─── Working data

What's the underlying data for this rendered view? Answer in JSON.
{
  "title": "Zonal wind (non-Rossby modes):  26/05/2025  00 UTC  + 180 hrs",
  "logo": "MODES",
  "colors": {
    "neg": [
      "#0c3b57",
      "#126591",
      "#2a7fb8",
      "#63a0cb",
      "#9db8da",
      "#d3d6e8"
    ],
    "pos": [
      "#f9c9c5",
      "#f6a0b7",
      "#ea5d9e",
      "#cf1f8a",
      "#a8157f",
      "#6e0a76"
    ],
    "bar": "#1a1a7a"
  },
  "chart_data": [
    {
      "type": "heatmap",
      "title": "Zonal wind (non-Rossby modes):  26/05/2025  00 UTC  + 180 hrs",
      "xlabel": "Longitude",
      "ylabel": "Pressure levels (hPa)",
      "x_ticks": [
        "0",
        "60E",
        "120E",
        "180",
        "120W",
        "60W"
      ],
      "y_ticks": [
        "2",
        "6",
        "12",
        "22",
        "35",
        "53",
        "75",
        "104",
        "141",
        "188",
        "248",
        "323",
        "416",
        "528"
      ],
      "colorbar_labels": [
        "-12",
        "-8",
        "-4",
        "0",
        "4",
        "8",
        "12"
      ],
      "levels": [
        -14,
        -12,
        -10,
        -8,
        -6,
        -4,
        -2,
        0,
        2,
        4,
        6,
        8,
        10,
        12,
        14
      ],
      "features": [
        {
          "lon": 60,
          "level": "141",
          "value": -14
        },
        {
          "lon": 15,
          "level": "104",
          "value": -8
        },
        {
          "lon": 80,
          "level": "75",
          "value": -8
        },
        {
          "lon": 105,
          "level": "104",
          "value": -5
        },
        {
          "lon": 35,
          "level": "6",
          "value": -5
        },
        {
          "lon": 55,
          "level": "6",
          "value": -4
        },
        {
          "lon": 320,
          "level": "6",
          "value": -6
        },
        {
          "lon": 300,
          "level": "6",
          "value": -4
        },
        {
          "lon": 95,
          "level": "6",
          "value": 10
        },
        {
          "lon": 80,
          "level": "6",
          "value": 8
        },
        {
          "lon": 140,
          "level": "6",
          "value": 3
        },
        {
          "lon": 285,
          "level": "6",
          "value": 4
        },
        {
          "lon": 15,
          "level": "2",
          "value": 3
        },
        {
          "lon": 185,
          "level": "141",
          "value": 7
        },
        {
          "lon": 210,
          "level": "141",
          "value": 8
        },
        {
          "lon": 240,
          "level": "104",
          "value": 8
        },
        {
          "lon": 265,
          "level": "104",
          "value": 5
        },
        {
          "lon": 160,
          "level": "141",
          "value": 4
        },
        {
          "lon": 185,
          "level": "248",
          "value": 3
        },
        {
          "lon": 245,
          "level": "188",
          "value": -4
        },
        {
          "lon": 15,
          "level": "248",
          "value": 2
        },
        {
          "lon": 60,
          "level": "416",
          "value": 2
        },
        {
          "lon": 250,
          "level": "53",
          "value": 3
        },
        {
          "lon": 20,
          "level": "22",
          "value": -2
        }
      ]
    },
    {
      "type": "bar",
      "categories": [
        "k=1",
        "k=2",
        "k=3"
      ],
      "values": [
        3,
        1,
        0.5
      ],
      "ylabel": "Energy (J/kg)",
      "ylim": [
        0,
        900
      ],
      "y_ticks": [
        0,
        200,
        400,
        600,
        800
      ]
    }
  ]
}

──────

Transcribe the records above exactly as they appear.

What's the underlying data for this rendered view? Answer in JSON.
{
  "title": "Zonal wind (non-Rossby modes):  26/05/2025  00 UTC  + 180 hrs",
  "logo": "MODES",
  "colors": {
    "neg": [
      "#0c3b57",
      "#126591",
      "#2a7fb8",
      "#63a0cb",
      "#9db8da",
      "#d3d6e8"
    ],
    "pos": [
      "#f9c9c5",
      "#f6a0b7",
      "#ea5d9e",
      "#cf1f8a",
      "#a8157f",
      "#6e0a76"
    ],
    "bar": "#1a1a7a"
  },
  "chart_data": [
    {
      "type": "heatmap",
      "title": "Zonal wind (non-Rossby modes):  26/05/2025  00 UTC  + 180 hrs",
      "xlabel": "Longitude",
      "ylabel": "Pressure levels (hPa)",
      "x_ticks": [
        "0",
        "60E",
        "120E",
        "180",
        "120W",
        "60W"
      ],
      "y_ticks": [
        "2",
        "6",
        "12",
        "22",
        "35",
        "53",
        "75",
        "104",
        "141",
        "188",
        "248",
        "323",
        "416",
        "528"
      ],
      "colorbar_labels": [
        "-12",
        "-8",
        "-4",
        "0",
        "4",
        "8",
        "12"
      ],
      "levels": [
        -14,
        -12,
        -10,
        -8,
        -6,
        -4,
        -2,
        0,
        2,
        4,
        6,
        8,
        10,
        12,
        14
      ],
      "features": [
        {
          "lon": 60,
          "level": "141",
          "value": -14
        },
        {
          "lon": 15,
          "level": "104",
          "value": -8
        },
        {
          "lon": 80,
          "level": "75",
          "value": -8
        },
        {
          "lon": 105,
          "level": "104",
          "value": -5
        },
        {
          "lon": 35,
          "level": "6",
          "value": -5
        },
        {
          "lon": 55,
          "level": "6",
          "value": -4
        },
        {
          "lon": 320,
          "level": "6",
          "value": -6
        },
        {
          "lon": 300,
          "level": "6",
          "value": -4
        },
        {
          "lon": 95,
          "level": "6",
          "value": 10
        },
        {
          "lon": 80,
          "level": "6",
          "value": 8
        },
        {
          "lon": 140,
          "level": "6",
          "value": 3
        },
        {
          "lon": 285,
          "level": "6",
          "value": 4
        },
        {
          "lon": 15,
          "level": "2",
          "value": 3
        },
        {
          "lon": 185,
          "level": "141",
          "value": 7
        },
        {
          "lon": 210,
          "level": "141",
          "value": 8
        },
        {
          "lon": 240,
          "level": "104",
          "value": 8
        },
        {
          "lon": 265,
          "level": "104",
          "value": 5
        },
        {
          "lon": 160,
          "level": "141",
          "value": 4
        },
        {
          "lon": 185,
          "level": "248",
          "value": 3
        },
        {
          "lon": 245,
          "level": "188",
          "value": -4
        },
        {
          "lon": 15,
          "level": "248",
          "value": 2
        },
        {
          "lon": 60,
          "level": "416",
          "value": 2
        },
        {
          "lon": 250,
          "level": "53",
          "value": 3
        },
        {
          "lon": 20,
          "level": "22",
          "value": -2
        }
      ]
    },
    {
      "type": "bar",
      "categories": [
        "k=1",
        "k=2",
        "k=3"
      ],
      "values": [
        3,
        1,
        0.5
      ],
      "ylabel": "Energy (J/kg)",
      "ylim": [
        0,
        900
      ],
      "y_ticks": [
        0,
        200,
        400,
        600,
        800
      ]
    }
  ]
}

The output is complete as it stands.